■ Goal ■
Report every line below that holds the word "signal".

■ Data extract ■
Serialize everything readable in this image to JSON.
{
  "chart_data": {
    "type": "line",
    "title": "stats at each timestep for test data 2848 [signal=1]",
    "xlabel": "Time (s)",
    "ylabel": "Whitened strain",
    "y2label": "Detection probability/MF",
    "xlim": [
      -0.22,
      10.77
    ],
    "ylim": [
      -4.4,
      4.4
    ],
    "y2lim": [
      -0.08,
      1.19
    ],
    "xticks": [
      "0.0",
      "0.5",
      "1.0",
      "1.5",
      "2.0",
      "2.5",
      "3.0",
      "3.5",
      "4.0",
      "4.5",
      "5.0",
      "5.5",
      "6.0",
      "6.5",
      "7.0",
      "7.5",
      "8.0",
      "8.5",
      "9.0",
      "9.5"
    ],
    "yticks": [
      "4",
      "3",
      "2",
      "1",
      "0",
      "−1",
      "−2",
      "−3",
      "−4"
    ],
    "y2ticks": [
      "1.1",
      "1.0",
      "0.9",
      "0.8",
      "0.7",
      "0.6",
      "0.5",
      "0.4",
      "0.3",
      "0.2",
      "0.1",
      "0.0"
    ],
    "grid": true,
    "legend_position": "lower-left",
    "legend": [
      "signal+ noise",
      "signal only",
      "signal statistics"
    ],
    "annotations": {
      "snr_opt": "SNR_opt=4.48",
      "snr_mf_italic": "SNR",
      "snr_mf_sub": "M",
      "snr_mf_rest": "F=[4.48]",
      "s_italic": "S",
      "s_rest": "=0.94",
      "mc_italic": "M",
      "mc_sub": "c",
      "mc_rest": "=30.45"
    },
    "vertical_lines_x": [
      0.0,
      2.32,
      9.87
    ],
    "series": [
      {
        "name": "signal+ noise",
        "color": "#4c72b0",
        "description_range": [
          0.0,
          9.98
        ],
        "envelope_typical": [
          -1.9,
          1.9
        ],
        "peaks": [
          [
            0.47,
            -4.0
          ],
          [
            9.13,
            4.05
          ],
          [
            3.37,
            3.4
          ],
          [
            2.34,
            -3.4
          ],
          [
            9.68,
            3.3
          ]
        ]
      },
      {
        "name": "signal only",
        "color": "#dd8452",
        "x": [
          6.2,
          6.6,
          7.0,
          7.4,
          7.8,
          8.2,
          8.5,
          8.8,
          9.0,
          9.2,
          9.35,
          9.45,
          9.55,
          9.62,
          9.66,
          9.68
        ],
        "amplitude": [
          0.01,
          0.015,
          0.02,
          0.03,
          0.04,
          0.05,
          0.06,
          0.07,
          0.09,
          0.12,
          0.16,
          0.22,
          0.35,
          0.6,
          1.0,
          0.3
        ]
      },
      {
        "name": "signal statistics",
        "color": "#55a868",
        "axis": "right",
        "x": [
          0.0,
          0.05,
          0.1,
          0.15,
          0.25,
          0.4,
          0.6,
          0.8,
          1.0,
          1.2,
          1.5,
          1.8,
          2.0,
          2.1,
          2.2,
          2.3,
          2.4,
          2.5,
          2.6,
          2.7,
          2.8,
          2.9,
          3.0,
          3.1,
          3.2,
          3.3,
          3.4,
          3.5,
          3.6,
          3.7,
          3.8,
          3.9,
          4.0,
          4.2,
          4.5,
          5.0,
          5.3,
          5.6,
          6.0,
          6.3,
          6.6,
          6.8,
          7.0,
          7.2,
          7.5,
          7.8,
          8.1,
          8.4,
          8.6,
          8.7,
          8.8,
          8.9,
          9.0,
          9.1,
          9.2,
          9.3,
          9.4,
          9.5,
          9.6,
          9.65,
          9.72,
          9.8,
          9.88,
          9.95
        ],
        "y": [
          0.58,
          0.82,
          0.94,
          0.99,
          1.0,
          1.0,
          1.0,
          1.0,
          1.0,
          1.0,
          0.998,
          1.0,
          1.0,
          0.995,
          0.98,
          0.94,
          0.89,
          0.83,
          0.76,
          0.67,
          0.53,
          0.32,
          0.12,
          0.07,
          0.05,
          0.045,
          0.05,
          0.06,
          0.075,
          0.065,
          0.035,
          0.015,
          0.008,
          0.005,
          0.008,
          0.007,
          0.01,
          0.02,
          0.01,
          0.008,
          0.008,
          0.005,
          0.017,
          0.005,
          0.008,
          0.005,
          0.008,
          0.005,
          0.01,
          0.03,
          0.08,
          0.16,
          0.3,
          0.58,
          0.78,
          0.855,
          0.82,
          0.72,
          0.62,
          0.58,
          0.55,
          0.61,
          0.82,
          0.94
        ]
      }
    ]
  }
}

■ Finished answer ■
    "title": "stats at each timestep for test data 2848 [signal=1]",
      "signal+ noise",
      "signal only",
      "signal statistics"
        "name": "signal+ noise",
        "name": "signal only",
        "name": "signal statistics",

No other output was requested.